> What to work on:
Write out all the entries word for word, but skip any images.

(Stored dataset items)
···
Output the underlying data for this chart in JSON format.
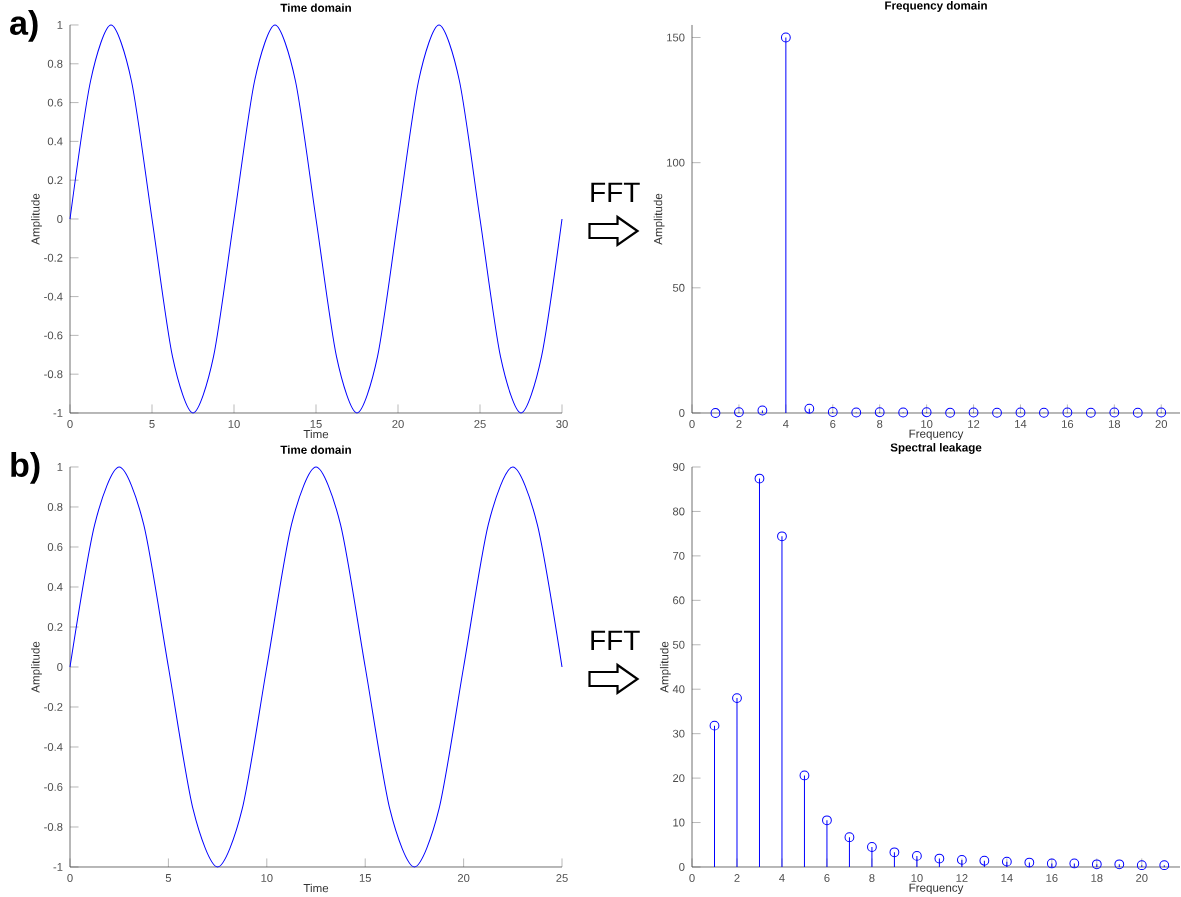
{
  "chart_data": [
    {
      "type": "line",
      "title": "Time domain",
      "xlabel": "Time",
      "ylabel": "Amplitude",
      "annotations": [
        "a)"
      ],
      "x": [
        0,
        1.25,
        2.5,
        3.75,
        5,
        6.25,
        7.5,
        8.75,
        10,
        11.25,
        12.5,
        13.75,
        15,
        16.25,
        17.5,
        18.75,
        20,
        21.25,
        22.5,
        23.75,
        25,
        26.25,
        27.5,
        28.75,
        30
      ],
      "series": [
        {
          "color": "#0000ff",
          "values": [
            0,
            0.71,
            1,
            0.71,
            0,
            -0.71,
            -1,
            -0.71,
            0,
            0.71,
            1,
            0.71,
            0,
            -0.71,
            -1,
            -0.71,
            0,
            0.71,
            1,
            0.71,
            0,
            -0.71,
            -1,
            -0.71,
            0
          ]
        }
      ],
      "xlim": [
        0,
        30
      ],
      "ylim": [
        -1,
        1
      ],
      "xticks": [
        0,
        5,
        10,
        15,
        20,
        25,
        30
      ],
      "yticks": [
        -1,
        -0.8,
        -0.6,
        -0.4,
        -0.2,
        0,
        0.2,
        0.4,
        0.6,
        0.8,
        1
      ],
      "marker": "none",
      "line_style": "solid"
    },
    {
      "type": "lollipop",
      "title": "Frequency domain",
      "xlabel": "Frequency",
      "ylabel": "Amplitude",
      "annotations": [
        "FFT"
      ],
      "x": [
        1,
        2,
        3,
        4,
        5,
        6,
        7,
        8,
        9,
        10,
        11,
        12,
        13,
        14,
        15,
        16,
        17,
        18,
        19,
        20
      ],
      "series": [
        {
          "color": "#0000ff",
          "values": [
            0,
            0.3,
            1,
            150,
            1.7,
            0.4,
            0.2,
            0.3,
            0.2,
            0.3,
            0.1,
            0.2,
            0.1,
            0.2,
            0.1,
            0.2,
            0.1,
            0.2,
            0.1,
            0.2
          ]
        }
      ],
      "xlim": [
        0,
        20.8
      ],
      "ylim": [
        0,
        155
      ],
      "xticks": [
        0,
        2,
        4,
        6,
        8,
        10,
        12,
        14,
        16,
        18,
        20
      ],
      "yticks": [
        0,
        50,
        100,
        150
      ],
      "marker": "circle"
    },
    {
      "type": "line",
      "title": "Time domain",
      "xlabel": "Time",
      "ylabel": "Amplitude",
      "annotations": [
        "b)"
      ],
      "x": [
        0,
        1.25,
        2.5,
        3.75,
        5,
        6.25,
        7.5,
        8.75,
        10,
        11.25,
        12.5,
        13.75,
        15,
        16.25,
        17.5,
        18.75,
        20,
        21.25,
        22.5,
        23.75,
        25
      ],
      "series": [
        {
          "color": "#0000ff",
          "values": [
            0,
            0.71,
            1,
            0.71,
            0,
            -0.71,
            -1,
            -0.71,
            0,
            0.71,
            1,
            0.71,
            0,
            -0.71,
            -1,
            -0.71,
            0,
            0.71,
            1,
            0.71,
            0
          ]
        }
      ],
      "xlim": [
        0,
        25
      ],
      "ylim": [
        -1,
        1
      ],
      "xticks": [
        0,
        5,
        10,
        15,
        20,
        25
      ],
      "yticks": [
        -1,
        -0.8,
        -0.6,
        -0.4,
        -0.2,
        0,
        0.2,
        0.4,
        0.6,
        0.8,
        1
      ],
      "marker": "none",
      "line_style": "solid"
    },
    {
      "type": "lollipop",
      "title": "Spectral leakage",
      "xlabel": "Frequency",
      "ylabel": "Amplitude",
      "annotations": [
        "FFT"
      ],
      "x": [
        1,
        2,
        3,
        4,
        5,
        6,
        7,
        8,
        9,
        10,
        11,
        12,
        13,
        14,
        15,
        16,
        17,
        18,
        19,
        20,
        21
      ],
      "series": [
        {
          "color": "#0000ff",
          "values": [
            31.8,
            38,
            87.4,
            74.4,
            20.6,
            10.5,
            6.7,
            4.5,
            3.3,
            2.5,
            1.9,
            1.6,
            1.4,
            1.2,
            1.0,
            0.8,
            0.8,
            0.6,
            0.6,
            0.4,
            0.4
          ]
        }
      ],
      "xlim": [
        0,
        21.7
      ],
      "ylim": [
        0,
        90
      ],
      "xticks": [
        0,
        2,
        4,
        6,
        8,
        10,
        12,
        14,
        16,
        18,
        20
      ],
      "yticks": [
        0,
        10,
        20,
        30,
        40,
        50,
        60,
        70,
        80,
        90
      ],
      "marker": "circle"
    }
  ]
}
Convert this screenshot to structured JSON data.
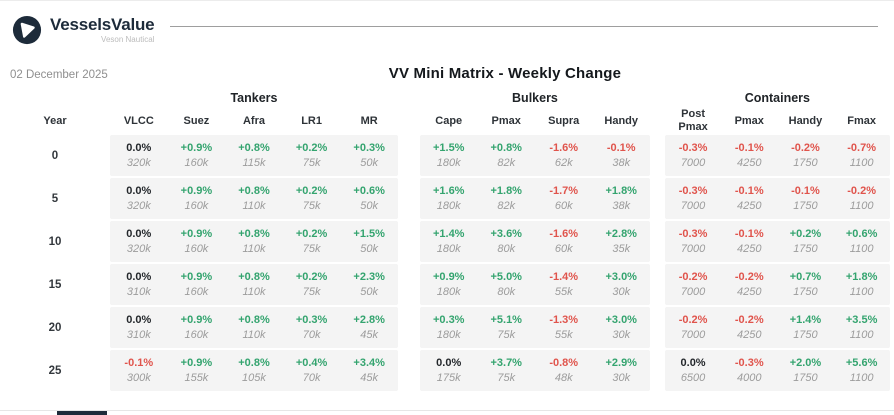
···
> Answer for the task:
Output the underlying data for this chart in JSON format.
{
  "chart_data": [
    {
      "type": "line",
      "title": "Time domain",
      "xlabel": "Time",
      "ylabel": "Amplitude",
      "annotations": [
        "a)"
      ],
      "x": [
        0,
        1.25,
        2.5,
        3.75,
        5,
        6.25,
        7.5,
        8.75,
        10,
        11.25,
        12.5,
        13.75,
        15,
        16.25,
        17.5,
        18.75,
        20,
        21.25,
        22.5,
        23.75,
        25,
        26.25,
        27.5,
        28.75,
        30
      ],
      "series": [
        {
          "color": "#0000ff",
          "values": [
            0,
            0.71,
            1,
            0.71,
            0,
            -0.71,
            -1,
            -0.71,
            0,
            0.71,
            1,
            0.71,
            0,
            -0.71,
            -1,
            -0.71,
            0,
            0.71,
            1,
            0.71,
            0,
            -0.71,
            -1,
            -0.71,
            0
          ]
        }
      ],
      "xlim": [
        0,
        30
      ],
      "ylim": [
        -1,
        1
      ],
      "xticks": [
        0,
        5,
        10,
        15,
        20,
        25,
        30
      ],
      "yticks": [
        -1,
        -0.8,
        -0.6,
        -0.4,
        -0.2,
        0,
        0.2,
        0.4,
        0.6,
        0.8,
        1
      ],
      "marker": "none",
      "line_style": "solid"
    },
    {
      "type": "lollipop",
      "title": "Frequency domain",
      "xlabel": "Frequency",
      "ylabel": "Amplitude",
      "annotations": [
        "FFT"
      ],
      "x": [
        1,
        2,
        3,
        4,
        5,
        6,
        7,
        8,
        9,
        10,
        11,
        12,
        13,
        14,
        15,
        16,
        17,
        18,
        19,
        20
      ],
      "series": [
        {
          "color": "#0000ff",
          "values": [
            0,
            0.3,
            1,
            150,
            1.7,
            0.4,
            0.2,
            0.3,
            0.2,
            0.3,
            0.1,
            0.2,
            0.1,
            0.2,
            0.1,
            0.2,
            0.1,
            0.2,
            0.1,
            0.2
          ]
        }
      ],
      "xlim": [
        0,
        20.8
      ],
      "ylim": [
        0,
        155
      ],
      "xticks": [
        0,
        2,
        4,
        6,
        8,
        10,
        12,
        14,
        16,
        18,
        20
      ],
      "yticks": [
        0,
        50,
        100,
        150
      ],
      "marker": "circle"
    },
    {
      "type": "line",
      "title": "Time domain",
      "xlabel": "Time",
      "ylabel": "Amplitude",
      "annotations": [
        "b)"
      ],
      "x": [
        0,
        1.25,
        2.5,
        3.75,
        5,
        6.25,
        7.5,
        8.75,
        10,
        11.25,
        12.5,
        13.75,
        15,
        16.25,
        17.5,
        18.75,
        20,
        21.25,
        22.5,
        23.75,
        25
      ],
      "series": [
        {
          "color": "#0000ff",
          "values": [
            0,
            0.71,
            1,
            0.71,
            0,
            -0.71,
            -1,
            -0.71,
            0,
            0.71,
            1,
            0.71,
            0,
            -0.71,
            -1,
            -0.71,
            0,
            0.71,
            1,
            0.71,
            0
          ]
        }
      ],
      "xlim": [
        0,
        25
      ],
      "ylim": [
        -1,
        1
      ],
      "xticks": [
        0,
        5,
        10,
        15,
        20,
        25
      ],
      "yticks": [
        -1,
        -0.8,
        -0.6,
        -0.4,
        -0.2,
        0,
        0.2,
        0.4,
        0.6,
        0.8,
        1
      ],
      "marker": "none",
      "line_style": "solid"
    },
    {
      "type": "lollipop",
      "title": "Spectral leakage",
      "xlabel": "Frequency",
      "ylabel": "Amplitude",
      "annotations": [
        "FFT"
      ],
      "x": [
        1,
        2,
        3,
        4,
        5,
        6,
        7,
        8,
        9,
        10,
        11,
        12,
        13,
        14,
        15,
        16,
        17,
        18,
        19,
        20,
        21
      ],
      "series": [
        {
          "color": "#0000ff",
          "values": [
            31.8,
            38,
            87.4,
            74.4,
            20.6,
            10.5,
            6.7,
            4.5,
            3.3,
            2.5,
            1.9,
            1.6,
            1.4,
            1.2,
            1.0,
            0.8,
            0.8,
            0.6,
            0.6,
            0.4,
            0.4
          ]
        }
      ],
      "xlim": [
        0,
        21.7
      ],
      "ylim": [
        0,
        90
      ],
      "xticks": [
        0,
        2,
        4,
        6,
        8,
        10,
        12,
        14,
        16,
        18,
        20
      ],
      "yticks": [
        0,
        10,
        20,
        30,
        40,
        50,
        60,
        70,
        80,
        90
      ],
      "marker": "circle"
    }
  ]
}
Convert this screenshot to structured JSON data.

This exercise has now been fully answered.